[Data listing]

+---+

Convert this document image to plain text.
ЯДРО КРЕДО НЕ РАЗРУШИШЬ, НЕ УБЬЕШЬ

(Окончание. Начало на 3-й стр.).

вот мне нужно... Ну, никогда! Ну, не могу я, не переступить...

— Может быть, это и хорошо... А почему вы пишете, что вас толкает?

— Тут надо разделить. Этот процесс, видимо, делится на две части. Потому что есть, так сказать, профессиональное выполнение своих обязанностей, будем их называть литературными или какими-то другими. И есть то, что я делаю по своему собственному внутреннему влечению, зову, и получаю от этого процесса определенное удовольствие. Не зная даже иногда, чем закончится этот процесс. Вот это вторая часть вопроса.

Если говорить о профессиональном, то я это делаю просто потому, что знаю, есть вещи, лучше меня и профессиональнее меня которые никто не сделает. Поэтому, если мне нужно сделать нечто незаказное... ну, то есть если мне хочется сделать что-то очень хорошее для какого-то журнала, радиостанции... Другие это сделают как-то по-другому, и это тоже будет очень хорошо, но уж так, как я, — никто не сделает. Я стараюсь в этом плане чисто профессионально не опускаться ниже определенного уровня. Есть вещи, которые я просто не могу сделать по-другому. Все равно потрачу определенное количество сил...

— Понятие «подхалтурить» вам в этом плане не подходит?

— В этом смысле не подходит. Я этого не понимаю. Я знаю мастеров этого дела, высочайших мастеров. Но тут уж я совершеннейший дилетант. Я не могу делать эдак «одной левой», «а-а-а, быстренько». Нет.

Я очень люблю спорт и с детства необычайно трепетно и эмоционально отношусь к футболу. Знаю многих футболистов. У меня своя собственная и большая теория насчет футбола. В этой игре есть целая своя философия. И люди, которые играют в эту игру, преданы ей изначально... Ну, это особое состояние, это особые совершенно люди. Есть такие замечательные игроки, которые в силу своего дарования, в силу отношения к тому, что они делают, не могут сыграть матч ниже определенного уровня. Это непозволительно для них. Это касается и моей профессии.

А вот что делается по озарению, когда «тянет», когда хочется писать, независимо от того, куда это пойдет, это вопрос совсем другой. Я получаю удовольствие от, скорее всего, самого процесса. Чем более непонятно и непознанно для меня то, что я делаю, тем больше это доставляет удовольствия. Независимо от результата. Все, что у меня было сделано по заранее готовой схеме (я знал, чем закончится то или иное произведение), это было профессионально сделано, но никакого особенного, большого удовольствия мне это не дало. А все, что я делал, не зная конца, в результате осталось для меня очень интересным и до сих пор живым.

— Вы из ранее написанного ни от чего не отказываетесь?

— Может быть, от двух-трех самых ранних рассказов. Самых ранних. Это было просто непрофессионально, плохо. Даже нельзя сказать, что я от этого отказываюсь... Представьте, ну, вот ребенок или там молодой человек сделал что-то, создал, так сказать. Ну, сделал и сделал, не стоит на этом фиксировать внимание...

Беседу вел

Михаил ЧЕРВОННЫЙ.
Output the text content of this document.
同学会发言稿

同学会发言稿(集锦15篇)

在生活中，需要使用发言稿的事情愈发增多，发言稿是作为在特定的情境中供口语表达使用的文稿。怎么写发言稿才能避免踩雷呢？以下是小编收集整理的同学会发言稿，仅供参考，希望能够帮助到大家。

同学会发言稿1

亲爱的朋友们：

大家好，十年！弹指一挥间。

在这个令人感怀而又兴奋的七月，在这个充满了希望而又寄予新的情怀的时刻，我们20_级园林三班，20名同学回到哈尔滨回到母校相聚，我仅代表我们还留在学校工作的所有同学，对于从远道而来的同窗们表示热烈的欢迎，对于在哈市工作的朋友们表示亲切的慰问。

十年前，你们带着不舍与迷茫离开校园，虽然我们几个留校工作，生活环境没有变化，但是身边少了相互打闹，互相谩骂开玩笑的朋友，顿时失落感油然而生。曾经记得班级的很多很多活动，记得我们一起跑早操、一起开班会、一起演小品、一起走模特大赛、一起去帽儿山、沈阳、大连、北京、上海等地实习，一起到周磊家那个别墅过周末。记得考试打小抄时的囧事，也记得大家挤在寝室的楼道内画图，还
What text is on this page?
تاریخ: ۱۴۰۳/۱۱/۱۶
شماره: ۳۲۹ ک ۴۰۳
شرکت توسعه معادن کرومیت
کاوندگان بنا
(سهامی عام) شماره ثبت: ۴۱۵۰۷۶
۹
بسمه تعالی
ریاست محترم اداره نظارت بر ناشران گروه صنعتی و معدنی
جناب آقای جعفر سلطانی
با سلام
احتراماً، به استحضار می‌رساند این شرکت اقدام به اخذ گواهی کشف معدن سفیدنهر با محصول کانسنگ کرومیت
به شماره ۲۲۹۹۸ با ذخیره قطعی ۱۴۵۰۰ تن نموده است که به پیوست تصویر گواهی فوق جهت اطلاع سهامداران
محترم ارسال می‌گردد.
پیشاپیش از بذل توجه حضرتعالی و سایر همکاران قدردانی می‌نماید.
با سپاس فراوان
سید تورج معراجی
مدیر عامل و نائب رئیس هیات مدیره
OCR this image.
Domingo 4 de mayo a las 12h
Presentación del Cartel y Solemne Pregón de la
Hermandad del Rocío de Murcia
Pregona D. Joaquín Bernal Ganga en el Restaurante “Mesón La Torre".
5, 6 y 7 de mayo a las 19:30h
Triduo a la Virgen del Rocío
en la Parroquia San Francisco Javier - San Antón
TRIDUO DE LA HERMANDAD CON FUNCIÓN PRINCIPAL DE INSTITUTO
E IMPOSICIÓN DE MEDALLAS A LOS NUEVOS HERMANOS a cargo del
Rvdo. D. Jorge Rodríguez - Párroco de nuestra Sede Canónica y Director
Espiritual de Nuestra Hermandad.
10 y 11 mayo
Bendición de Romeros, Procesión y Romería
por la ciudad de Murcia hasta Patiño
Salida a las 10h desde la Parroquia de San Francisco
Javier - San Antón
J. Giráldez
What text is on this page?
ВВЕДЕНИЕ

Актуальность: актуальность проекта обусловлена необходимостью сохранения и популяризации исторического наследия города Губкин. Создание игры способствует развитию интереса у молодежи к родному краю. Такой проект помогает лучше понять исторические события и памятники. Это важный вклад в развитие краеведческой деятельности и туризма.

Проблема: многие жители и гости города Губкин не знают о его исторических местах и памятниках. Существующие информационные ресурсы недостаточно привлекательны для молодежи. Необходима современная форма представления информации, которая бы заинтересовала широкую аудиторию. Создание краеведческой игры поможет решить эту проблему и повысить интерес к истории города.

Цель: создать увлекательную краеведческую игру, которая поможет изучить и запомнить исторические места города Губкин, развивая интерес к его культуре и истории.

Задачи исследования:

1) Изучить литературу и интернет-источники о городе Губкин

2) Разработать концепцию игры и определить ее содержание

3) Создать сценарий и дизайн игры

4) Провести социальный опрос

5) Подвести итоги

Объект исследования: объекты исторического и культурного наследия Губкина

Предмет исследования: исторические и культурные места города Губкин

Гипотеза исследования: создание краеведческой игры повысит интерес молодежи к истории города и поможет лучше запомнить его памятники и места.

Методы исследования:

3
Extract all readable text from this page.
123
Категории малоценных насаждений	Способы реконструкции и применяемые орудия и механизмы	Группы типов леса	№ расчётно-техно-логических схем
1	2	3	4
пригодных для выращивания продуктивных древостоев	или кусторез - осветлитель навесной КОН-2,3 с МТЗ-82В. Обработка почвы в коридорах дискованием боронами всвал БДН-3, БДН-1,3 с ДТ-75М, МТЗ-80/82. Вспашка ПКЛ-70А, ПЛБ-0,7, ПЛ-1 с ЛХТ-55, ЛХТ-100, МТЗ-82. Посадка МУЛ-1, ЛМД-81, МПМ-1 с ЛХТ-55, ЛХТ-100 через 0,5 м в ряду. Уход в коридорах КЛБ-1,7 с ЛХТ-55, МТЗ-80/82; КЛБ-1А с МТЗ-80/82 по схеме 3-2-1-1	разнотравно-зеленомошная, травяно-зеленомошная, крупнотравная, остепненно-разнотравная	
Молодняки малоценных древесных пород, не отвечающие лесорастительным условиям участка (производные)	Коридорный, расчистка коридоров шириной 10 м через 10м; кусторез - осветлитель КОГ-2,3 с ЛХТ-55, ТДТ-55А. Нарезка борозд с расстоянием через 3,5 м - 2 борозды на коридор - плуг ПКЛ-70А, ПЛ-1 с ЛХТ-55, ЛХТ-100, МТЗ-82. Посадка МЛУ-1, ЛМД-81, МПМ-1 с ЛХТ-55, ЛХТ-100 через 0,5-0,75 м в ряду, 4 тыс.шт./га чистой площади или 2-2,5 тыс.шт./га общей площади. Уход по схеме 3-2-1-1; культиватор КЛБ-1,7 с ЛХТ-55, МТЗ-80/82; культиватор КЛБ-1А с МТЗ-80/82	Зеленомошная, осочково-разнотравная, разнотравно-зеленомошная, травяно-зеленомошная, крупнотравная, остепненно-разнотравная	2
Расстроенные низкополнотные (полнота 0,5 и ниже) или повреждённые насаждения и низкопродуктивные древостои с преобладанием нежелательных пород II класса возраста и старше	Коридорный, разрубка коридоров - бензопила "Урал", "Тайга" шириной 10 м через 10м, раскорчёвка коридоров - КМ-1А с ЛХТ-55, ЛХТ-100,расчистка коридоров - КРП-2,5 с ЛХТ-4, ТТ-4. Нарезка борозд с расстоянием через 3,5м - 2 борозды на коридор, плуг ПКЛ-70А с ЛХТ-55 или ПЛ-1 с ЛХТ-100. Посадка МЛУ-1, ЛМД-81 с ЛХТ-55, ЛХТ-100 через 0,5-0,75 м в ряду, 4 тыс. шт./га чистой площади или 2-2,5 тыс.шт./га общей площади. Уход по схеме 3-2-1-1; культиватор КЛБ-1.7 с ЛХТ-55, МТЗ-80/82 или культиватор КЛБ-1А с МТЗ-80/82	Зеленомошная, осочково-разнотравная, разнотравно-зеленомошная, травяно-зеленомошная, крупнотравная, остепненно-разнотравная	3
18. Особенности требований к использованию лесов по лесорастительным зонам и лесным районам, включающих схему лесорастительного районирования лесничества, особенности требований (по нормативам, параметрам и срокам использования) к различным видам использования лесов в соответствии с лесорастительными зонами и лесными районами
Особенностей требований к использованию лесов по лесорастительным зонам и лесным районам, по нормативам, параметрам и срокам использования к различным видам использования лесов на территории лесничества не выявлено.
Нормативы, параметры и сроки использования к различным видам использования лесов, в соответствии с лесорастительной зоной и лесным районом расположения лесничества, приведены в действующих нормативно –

+---+

Problem details
In the entries above, count each line that holds "наследия". Give the total and nothing else.

Answer for this exercise
2